**EXTRAIT DU TEXTE**
***
Japon : des moines bouddhistes du XVIIe siècle à l'émission télé, le rakugo, l'art traditionnel du rire et de la narration
Le rakugo remonte à l'époque d'Edo (1603-1868). À l'origine, il était pratiqué par les moines bouddhistes pour transmettre des enseignements religieux de manière divertissante, tout en parlant ouvertement de la société grâce à une touche humoristique. Ils racontaient leurs histoires dans la rue ou dans des petits cercles intimes. Shikano Buzaemon, né dans la région d’Osaka (1649-1699), est considéré comme l’un des premiers maîtres du rakugo. Au fur et à mesure des années, cet art va être pratiqué par différents artistes et des spécialistes vont émerger. On appelle ces conteurs les rakugoka.
À partir de 1791, le rakugoka (le conteur) se produit dans un yose, un théâtre spécialisé. Avec le temps, plusieurs centaines de récits se sont ajoutés au répertoire de base.
De nos jours, il y a encore des yose qui proposent des spectacles de rakugo presque tous les jours. À la télévision depuis 50 ans, chaque dimanche l'émission Shôten fait rire les familles japonaises avec les histoires des rakugoka qui y participent.
***
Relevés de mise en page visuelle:
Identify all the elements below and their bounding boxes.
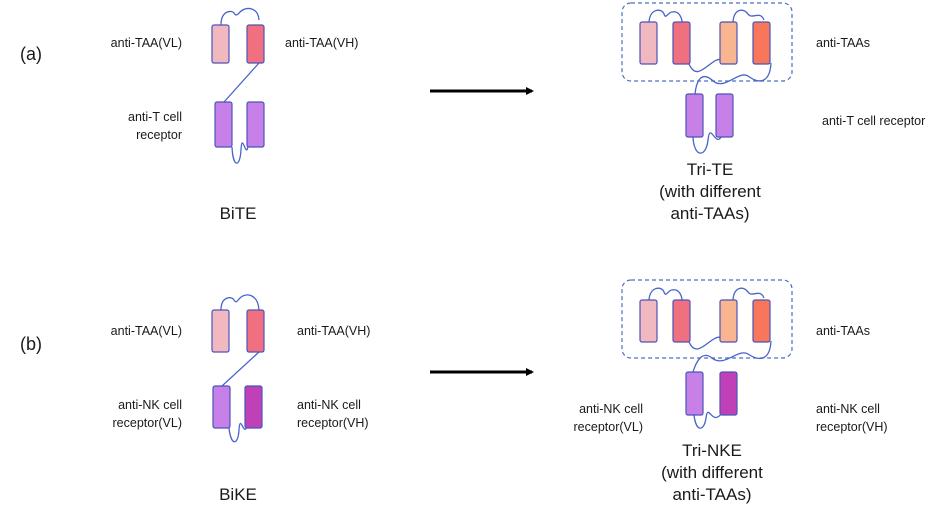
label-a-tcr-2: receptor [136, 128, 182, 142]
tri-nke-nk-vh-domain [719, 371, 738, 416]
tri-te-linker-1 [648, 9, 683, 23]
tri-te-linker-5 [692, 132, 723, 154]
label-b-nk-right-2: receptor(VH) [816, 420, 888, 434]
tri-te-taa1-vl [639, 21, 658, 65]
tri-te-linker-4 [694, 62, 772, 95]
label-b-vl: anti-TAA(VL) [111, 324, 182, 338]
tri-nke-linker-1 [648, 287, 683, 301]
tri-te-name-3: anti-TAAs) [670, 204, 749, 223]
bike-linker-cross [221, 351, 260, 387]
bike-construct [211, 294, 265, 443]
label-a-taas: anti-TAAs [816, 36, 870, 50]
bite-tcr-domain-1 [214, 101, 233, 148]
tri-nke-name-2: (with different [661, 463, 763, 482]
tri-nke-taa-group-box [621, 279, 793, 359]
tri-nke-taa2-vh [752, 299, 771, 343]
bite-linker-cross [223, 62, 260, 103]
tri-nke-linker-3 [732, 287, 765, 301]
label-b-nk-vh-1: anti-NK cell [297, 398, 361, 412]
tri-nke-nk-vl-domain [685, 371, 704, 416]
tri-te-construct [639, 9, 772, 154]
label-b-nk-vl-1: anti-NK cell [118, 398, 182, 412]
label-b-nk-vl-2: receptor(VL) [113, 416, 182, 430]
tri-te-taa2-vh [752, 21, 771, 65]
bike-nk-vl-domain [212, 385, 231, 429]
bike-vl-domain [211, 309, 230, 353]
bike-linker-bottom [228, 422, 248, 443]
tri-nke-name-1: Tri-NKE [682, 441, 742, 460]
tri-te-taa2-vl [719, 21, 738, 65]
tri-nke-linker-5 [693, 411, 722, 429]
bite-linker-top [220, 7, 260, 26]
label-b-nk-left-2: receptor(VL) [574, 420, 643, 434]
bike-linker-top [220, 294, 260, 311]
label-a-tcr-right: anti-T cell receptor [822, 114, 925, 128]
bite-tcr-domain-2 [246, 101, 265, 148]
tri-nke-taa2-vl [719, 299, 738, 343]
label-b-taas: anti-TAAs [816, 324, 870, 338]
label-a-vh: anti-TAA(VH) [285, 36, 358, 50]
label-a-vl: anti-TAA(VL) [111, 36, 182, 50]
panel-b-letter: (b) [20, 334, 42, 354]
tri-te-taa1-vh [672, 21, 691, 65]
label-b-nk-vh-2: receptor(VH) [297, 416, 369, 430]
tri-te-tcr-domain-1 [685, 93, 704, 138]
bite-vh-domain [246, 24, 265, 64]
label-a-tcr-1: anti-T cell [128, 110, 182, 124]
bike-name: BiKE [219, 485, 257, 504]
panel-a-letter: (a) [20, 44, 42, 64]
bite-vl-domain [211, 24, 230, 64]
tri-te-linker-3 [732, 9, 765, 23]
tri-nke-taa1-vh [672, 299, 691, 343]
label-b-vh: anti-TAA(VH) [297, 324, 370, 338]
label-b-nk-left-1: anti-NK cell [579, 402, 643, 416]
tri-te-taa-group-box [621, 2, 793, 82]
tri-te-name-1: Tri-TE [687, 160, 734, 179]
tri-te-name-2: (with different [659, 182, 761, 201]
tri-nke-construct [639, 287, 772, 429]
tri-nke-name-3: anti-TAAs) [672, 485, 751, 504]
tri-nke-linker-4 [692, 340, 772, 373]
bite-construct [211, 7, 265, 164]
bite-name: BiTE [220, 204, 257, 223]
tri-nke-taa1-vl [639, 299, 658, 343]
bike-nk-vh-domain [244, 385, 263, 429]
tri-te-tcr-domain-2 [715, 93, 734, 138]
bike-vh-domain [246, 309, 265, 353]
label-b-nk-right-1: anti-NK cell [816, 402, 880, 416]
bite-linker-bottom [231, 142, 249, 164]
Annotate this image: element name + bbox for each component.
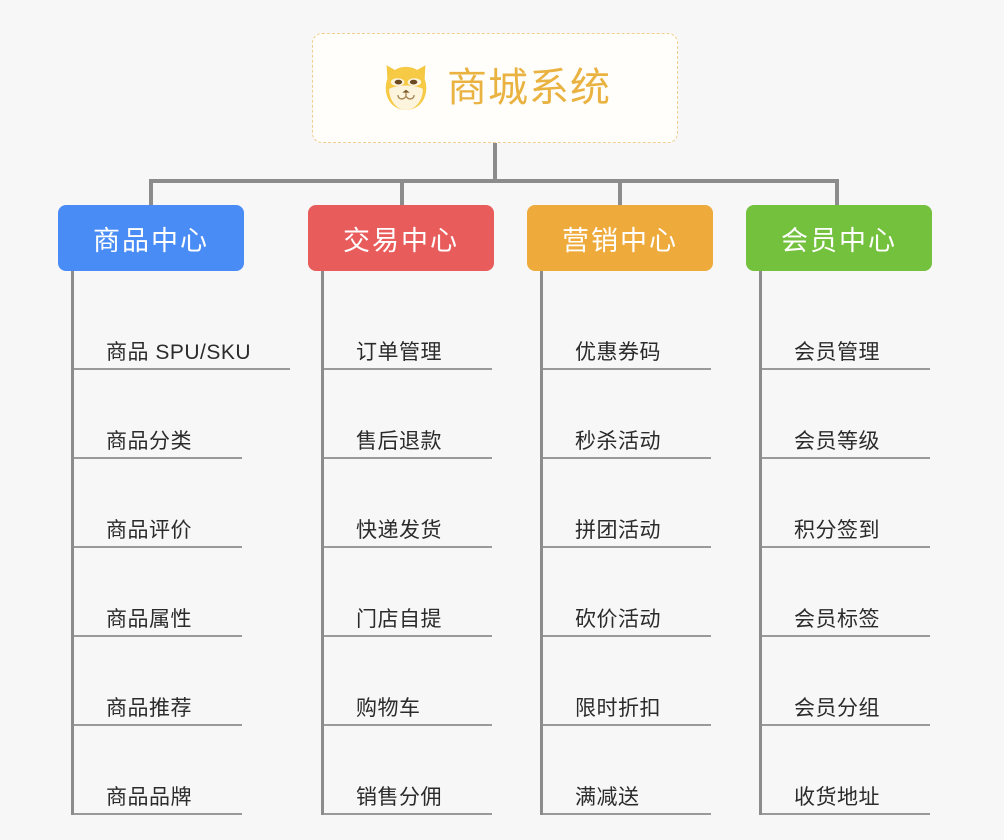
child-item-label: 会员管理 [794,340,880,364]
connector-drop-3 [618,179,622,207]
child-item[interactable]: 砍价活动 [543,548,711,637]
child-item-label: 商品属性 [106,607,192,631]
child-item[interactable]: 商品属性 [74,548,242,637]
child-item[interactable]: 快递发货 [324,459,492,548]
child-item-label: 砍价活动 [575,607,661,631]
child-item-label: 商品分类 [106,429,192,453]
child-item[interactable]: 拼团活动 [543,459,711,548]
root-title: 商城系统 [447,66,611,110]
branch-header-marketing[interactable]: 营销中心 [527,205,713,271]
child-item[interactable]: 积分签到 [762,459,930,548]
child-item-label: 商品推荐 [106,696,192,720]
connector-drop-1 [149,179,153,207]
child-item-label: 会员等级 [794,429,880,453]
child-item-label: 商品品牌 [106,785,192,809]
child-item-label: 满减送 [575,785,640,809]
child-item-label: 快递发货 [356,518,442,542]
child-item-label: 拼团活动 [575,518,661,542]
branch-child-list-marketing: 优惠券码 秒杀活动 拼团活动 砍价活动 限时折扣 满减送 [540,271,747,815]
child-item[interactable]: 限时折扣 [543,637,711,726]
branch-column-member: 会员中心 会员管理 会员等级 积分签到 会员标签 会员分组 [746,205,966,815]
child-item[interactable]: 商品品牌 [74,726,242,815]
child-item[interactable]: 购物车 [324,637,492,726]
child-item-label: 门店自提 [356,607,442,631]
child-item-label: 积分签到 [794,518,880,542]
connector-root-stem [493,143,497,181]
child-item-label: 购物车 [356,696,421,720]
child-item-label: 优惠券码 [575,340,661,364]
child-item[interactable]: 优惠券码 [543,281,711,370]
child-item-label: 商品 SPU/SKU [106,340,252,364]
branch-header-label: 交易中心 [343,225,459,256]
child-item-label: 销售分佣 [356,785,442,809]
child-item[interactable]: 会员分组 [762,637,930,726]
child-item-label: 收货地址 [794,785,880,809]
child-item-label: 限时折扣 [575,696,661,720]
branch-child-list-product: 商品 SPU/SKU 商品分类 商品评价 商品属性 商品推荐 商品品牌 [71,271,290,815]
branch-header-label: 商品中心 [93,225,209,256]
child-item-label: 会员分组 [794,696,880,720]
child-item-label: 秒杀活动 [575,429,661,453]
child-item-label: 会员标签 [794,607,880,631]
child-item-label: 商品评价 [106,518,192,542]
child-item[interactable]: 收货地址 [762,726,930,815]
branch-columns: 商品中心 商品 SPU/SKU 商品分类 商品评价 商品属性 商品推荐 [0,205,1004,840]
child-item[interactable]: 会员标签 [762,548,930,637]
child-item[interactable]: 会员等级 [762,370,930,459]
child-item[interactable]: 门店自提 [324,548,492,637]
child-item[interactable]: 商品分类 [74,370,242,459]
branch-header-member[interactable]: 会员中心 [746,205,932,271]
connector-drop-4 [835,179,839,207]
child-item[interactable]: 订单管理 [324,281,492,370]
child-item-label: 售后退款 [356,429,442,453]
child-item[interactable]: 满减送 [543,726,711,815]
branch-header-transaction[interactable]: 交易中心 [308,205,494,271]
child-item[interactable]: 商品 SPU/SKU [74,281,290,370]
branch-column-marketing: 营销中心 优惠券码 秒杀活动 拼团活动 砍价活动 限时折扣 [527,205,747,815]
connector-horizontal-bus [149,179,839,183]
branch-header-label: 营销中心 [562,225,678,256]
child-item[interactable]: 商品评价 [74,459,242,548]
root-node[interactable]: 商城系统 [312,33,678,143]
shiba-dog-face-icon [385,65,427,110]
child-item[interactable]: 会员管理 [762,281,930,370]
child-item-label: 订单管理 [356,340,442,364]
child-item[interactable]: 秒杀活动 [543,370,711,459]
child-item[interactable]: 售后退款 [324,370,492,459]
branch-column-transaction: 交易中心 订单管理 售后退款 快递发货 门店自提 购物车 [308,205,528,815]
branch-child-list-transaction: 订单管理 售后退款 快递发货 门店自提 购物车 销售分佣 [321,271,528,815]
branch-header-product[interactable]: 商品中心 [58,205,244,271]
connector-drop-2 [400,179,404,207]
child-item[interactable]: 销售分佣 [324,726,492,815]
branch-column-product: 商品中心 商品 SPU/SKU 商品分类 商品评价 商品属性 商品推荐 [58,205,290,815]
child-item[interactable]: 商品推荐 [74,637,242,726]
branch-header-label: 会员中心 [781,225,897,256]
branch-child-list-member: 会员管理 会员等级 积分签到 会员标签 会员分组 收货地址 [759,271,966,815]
***
**CONSIGNES**
[a] Répondez aux questions suivantes à partir du texte sur le rakugo.
(i) À quelle époque le rakugo remonte-t-il ?
(ii) À partir de quelle année le rakugoka se produit-il dans un yose ?
(iii) Comment s'appelle l'émission de télévision diffusée chaque dimanche ?
[b] Relevez toutes les années écrites en chiffres dans le texte sur le rakugo.
[c] Reproduisez tout le passage du texte sur le rakugo, depuis « Japon : des » jusqu'à « conteurs les rakugoka. ».

**CORRIGÉ**
[a]
(i) À l'époque d'Edo (1603-1868).
(ii) À partir de 1791.
(iii) Shôten.

[b] 1603, 1868, 1649, 1699, 1791

[c]
Japon : des moines bouddhistes du XVIIe siècle à l'émission télé, le rakugo, l'art traditionnel du rire et de la narration
Le rakugo remonte à l'époque d'Edo (1603-1868). À l'origine, il était pratiqué par les moines bouddhistes pour transmettre des enseignements religieux de manière divertissante, tout en parlant ouvertement de la société grâce à une touche humoristique. Ils racontaient leurs histoires dans la rue ou dans des petits cercles intimes. Shikano Buzaemon, né dans la région d’Osaka (1649-1699), est considéré comme l’un des premiers maîtres du rakugo. Au fur et à mesure des années, cet art va être pratiqué par différents artistes et des spécialistes vont émerger. On appelle ces conteurs les rakugoka.